__Data in this exercise__
## start
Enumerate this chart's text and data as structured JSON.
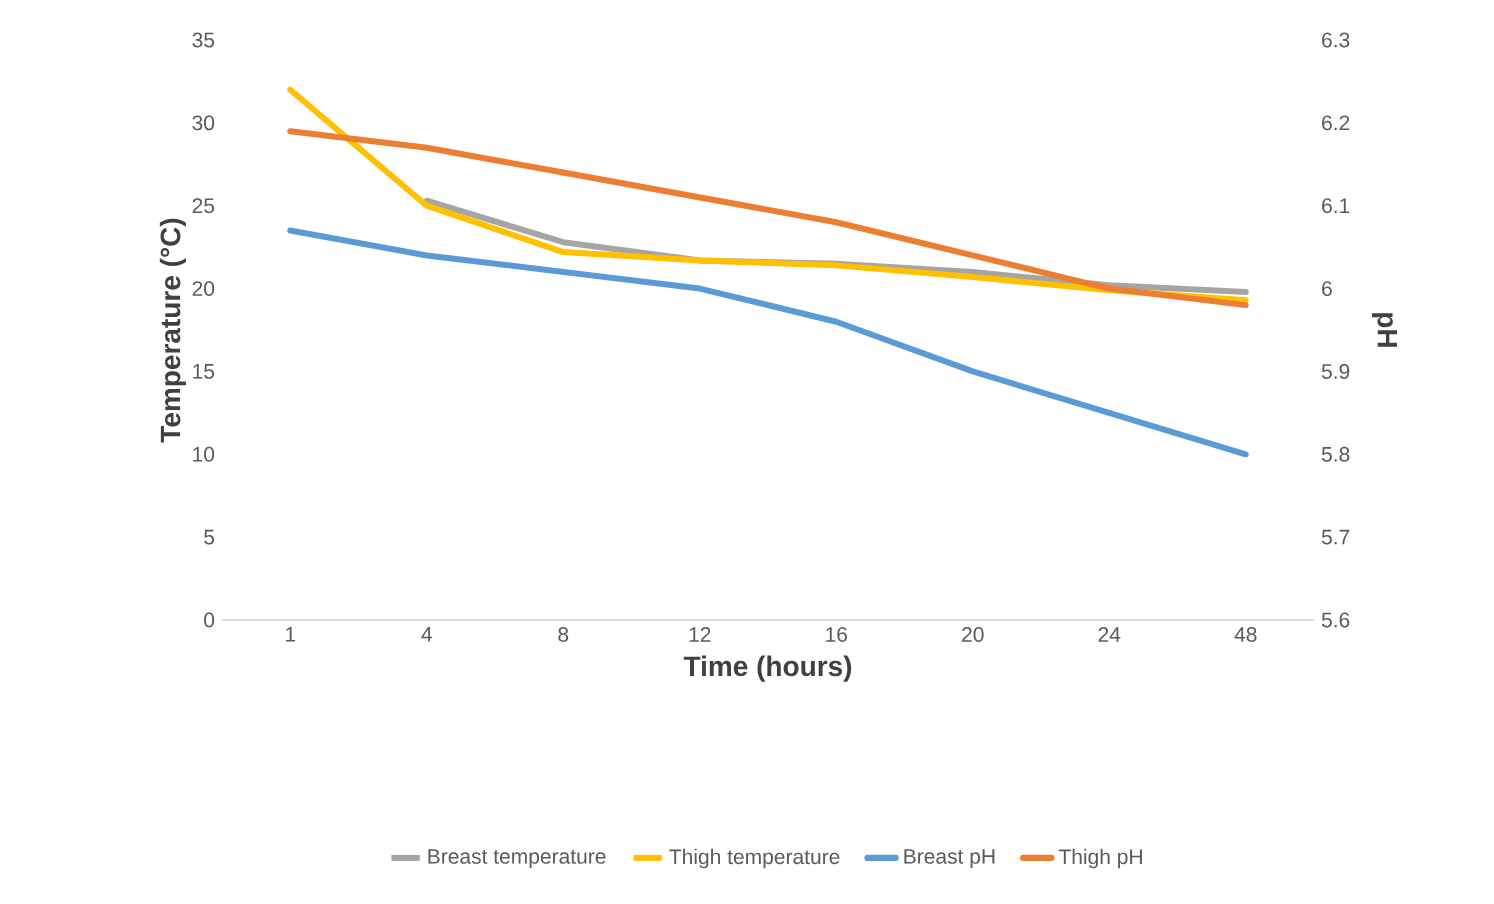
{
  "chart_data": {
    "type": "line",
    "xlabel": "Time (hours)",
    "ylabel": "Temperature (°C)",
    "y2label": "pH",
    "categories": [
      "1",
      "4",
      "8",
      "12",
      "16",
      "20",
      "24",
      "48"
    ],
    "series": [
      {
        "name": "Breast temperature",
        "color": "#a5a5a5",
        "values": [
          null,
          25.3,
          22.8,
          21.7,
          21.5,
          21,
          20.2,
          19.8
        ]
      },
      {
        "name": "Thigh temperature",
        "color": "#ffc000",
        "values": [
          32,
          25,
          22.2,
          21.7,
          21.4,
          20.7,
          19.9,
          19.3
        ]
      },
      {
        "name": "Breast pH",
        "color": "#5b9bd5",
        "axis": "y2",
        "values": [
          6.07,
          6.04,
          6.02,
          6.0,
          5.96,
          5.9,
          5.85,
          5.8
        ]
      },
      {
        "name": "Thigh pH",
        "color": "#ed7d31",
        "axis": "y2",
        "values": [
          6.19,
          6.17,
          6.14,
          6.11,
          6.08,
          6.04,
          6.0,
          5.98
        ]
      }
    ],
    "ylim": [
      0,
      35
    ],
    "yticks": [
      0,
      5,
      10,
      15,
      20,
      25,
      30,
      35
    ],
    "y2lim": [
      5.6,
      6.3
    ],
    "y2ticks": [
      5.6,
      5.7,
      5.8,
      5.9,
      6,
      6.1,
      6.2,
      6.3
    ],
    "legend": "bottom"
  }
}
## end
__What the task requires__
Print every record above exactly as written, leaving out the pictures.

__Full solution__
Enumerate this chart's text and data as structured JSON.
{
  "chart_data": {
    "type": "line",
    "xlabel": "Time (hours)",
    "ylabel": "Temperature (°C)",
    "y2label": "pH",
    "categories": [
      "1",
      "4",
      "8",
      "12",
      "16",
      "20",
      "24",
      "48"
    ],
    "series": [
      {
        "name": "Breast temperature",
        "color": "#a5a5a5",
        "values": [
          null,
          25.3,
          22.8,
          21.7,
          21.5,
          21,
          20.2,
          19.8
        ]
      },
      {
        "name": "Thigh temperature",
        "color": "#ffc000",
        "values": [
          32,
          25,
          22.2,
          21.7,
          21.4,
          20.7,
          19.9,
          19.3
        ]
      },
      {
        "name": "Breast pH",
        "color": "#5b9bd5",
        "axis": "y2",
        "values": [
          6.07,
          6.04,
          6.02,
          6.0,
          5.96,
          5.9,
          5.85,
          5.8
        ]
      },
      {
        "name": "Thigh pH",
        "color": "#ed7d31",
        "axis": "y2",
        "values": [
          6.19,
          6.17,
          6.14,
          6.11,
          6.08,
          6.04,
          6.0,
          5.98
        ]
      }
    ],
    "ylim": [
      0,
      35
    ],
    "yticks": [
      0,
      5,
      10,
      15,
      20,
      25,
      30,
      35
    ],
    "y2lim": [
      5.6,
      6.3
    ],
    "y2ticks": [
      5.6,
      5.7,
      5.8,
      5.9,
      6,
      6.1,
      6.2,
      6.3
    ],
    "legend": "bottom"
  }
}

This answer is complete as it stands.